**Input**

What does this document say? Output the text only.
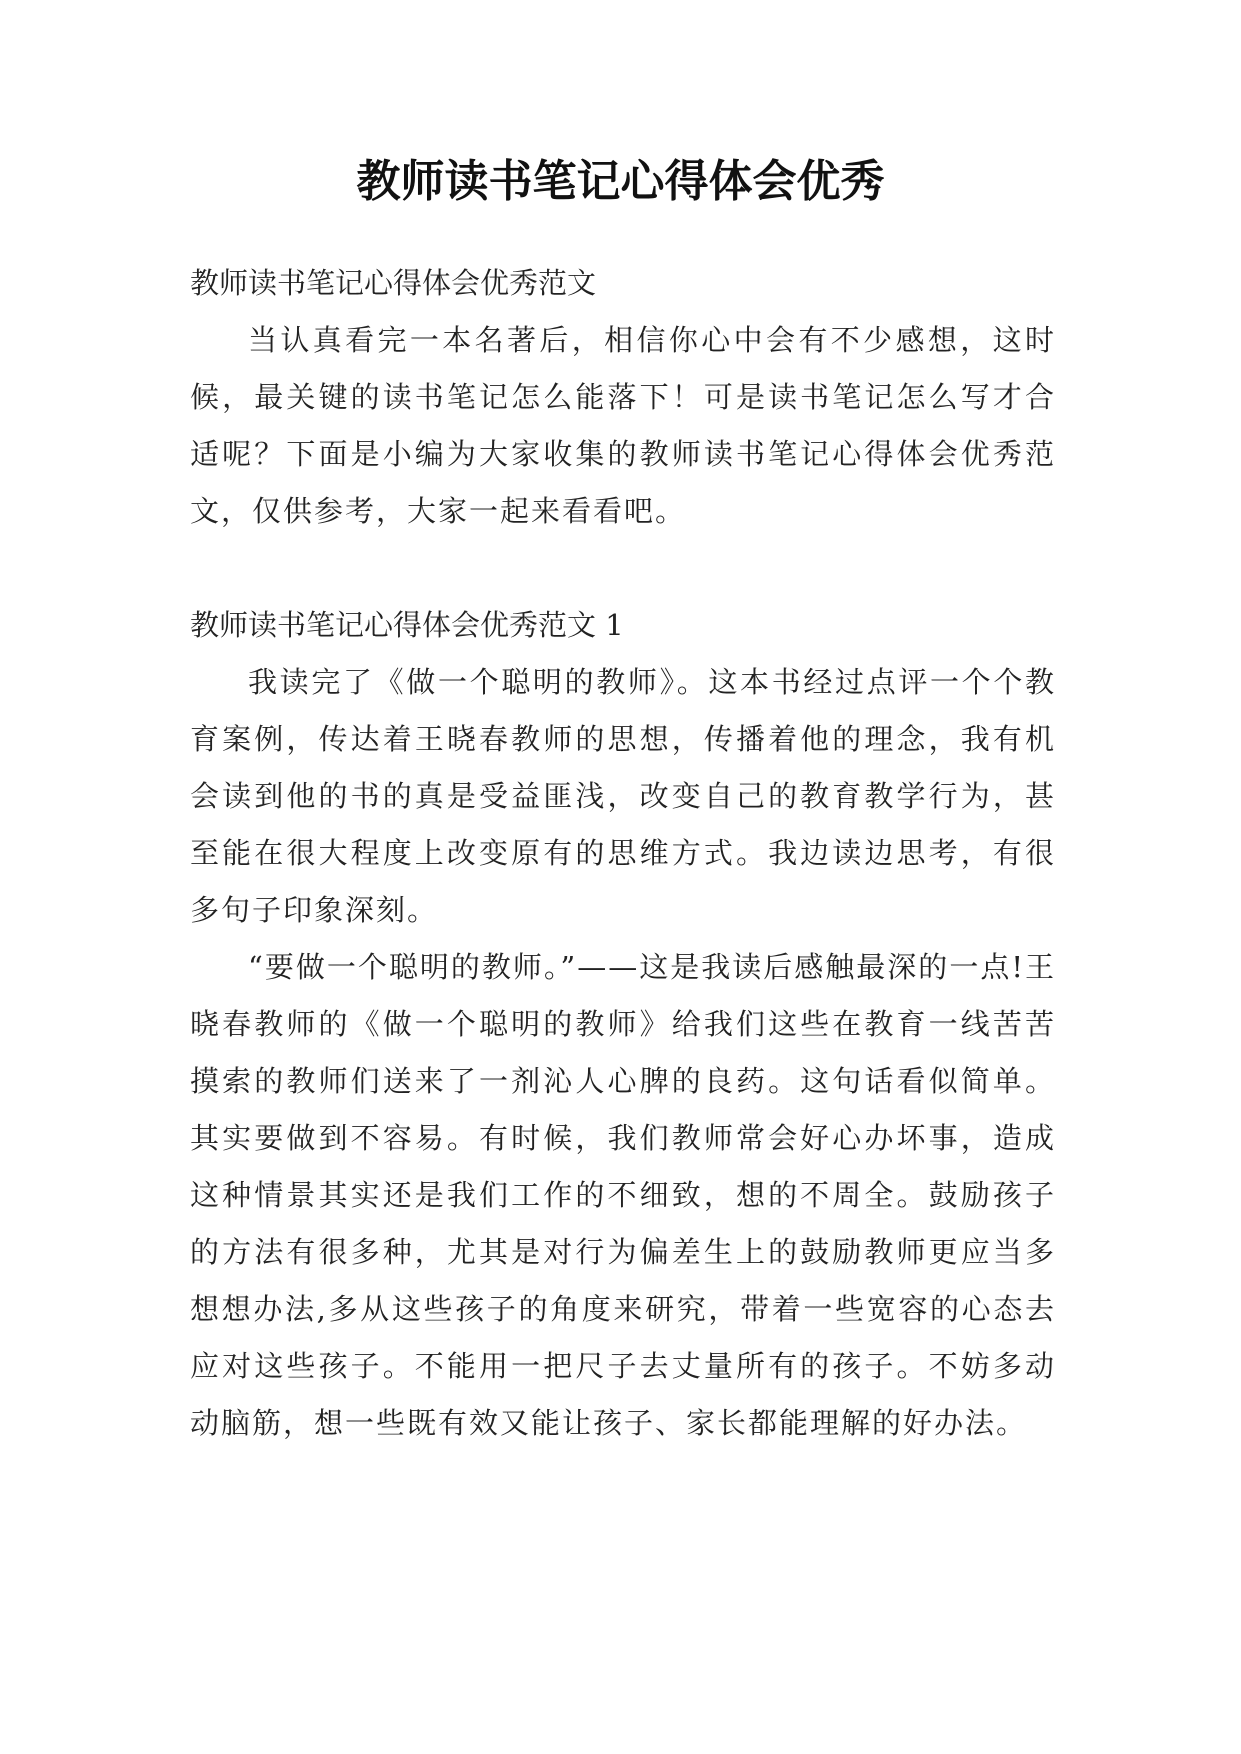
教师读书笔记心得体会优秀

教师读书笔记心得体会优秀范文

当认真看完一本名著后，相信你心中会有不少感想，这时候，最关键的读书笔记怎么能落下！可是读书笔记怎么写才合适呢？下面是小编为大家收集的教师读书笔记心得体会优秀范文，仅供参考，大家一起来看看吧。

教师读书笔记心得体会优秀范文 1

我读完了《做一个聪明的教师》。这本书经过点评一个个教育案例，传达着王晓春教师的思想，传播着他的理念，我有机会读到他的书的真是受益匪浅，改变自己的教育教学行为，甚至能在很大程度上改变原有的思维方式。我边读边思考，有很多句子印象深刻。

“要做一个聪明的教师。”——这是我读后感触最深的一点!王晓春教师的《做一个聪明的教师》给我们这些在教育一线苦苦摸索的教师们送来了一剂沁人心脾的良药。这句话看似简单。其实要做到不容易。有时候，我们教师常会好心办坏事，造成这种情景其实还是我们工作的不细致，想的不周全。鼓励孩子的方法有很多种，尤其是对行为偏差生上的鼓励教师更应当多想想办法,多从这些孩子的角度来研究，带着一些宽容的心态去应对这些孩子。不能用一把尺子去丈量所有的孩子。不妨多动动脑筋，想一些既有效又能让孩子、家长都能理解的好办法。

**Task to complete**
Reproduce each line word for word and drop the pictures.

**Task result**
What does this document say? Output the text only.
教师读书笔记心得体会优秀

教师读书笔记心得体会优秀范文

当认真看完一本名著后，相信你心中会有不少感想，这时候，最关键的读书笔记怎么能落下！可是读书笔记怎么写才合适呢？下面是小编为大家收集的教师读书笔记心得体会优秀范文，仅供参考，大家一起来看看吧。

教师读书笔记心得体会优秀范文 1

我读完了《做一个聪明的教师》。这本书经过点评一个个教育案例，传达着王晓春教师的思想，传播着他的理念，我有机会读到他的书的真是受益匪浅，改变自己的教育教学行为，甚至能在很大程度上改变原有的思维方式。我边读边思考，有很多句子印象深刻。

“要做一个聪明的教师。”——这是我读后感触最深的一点!王晓春教师的《做一个聪明的教师》给我们这些在教育一线苦苦摸索的教师们送来了一剂沁人心脾的良药。这句话看似简单。其实要做到不容易。有时候，我们教师常会好心办坏事，造成这种情景其实还是我们工作的不细致，想的不周全。鼓励孩子的方法有很多种，尤其是对行为偏差生上的鼓励教师更应当多想想办法,多从这些孩子的角度来研究，带着一些宽容的心态去应对这些孩子。不能用一把尺子去丈量所有的孩子。不妨多动动脑筋，想一些既有效又能让孩子、家长都能理解的好办法。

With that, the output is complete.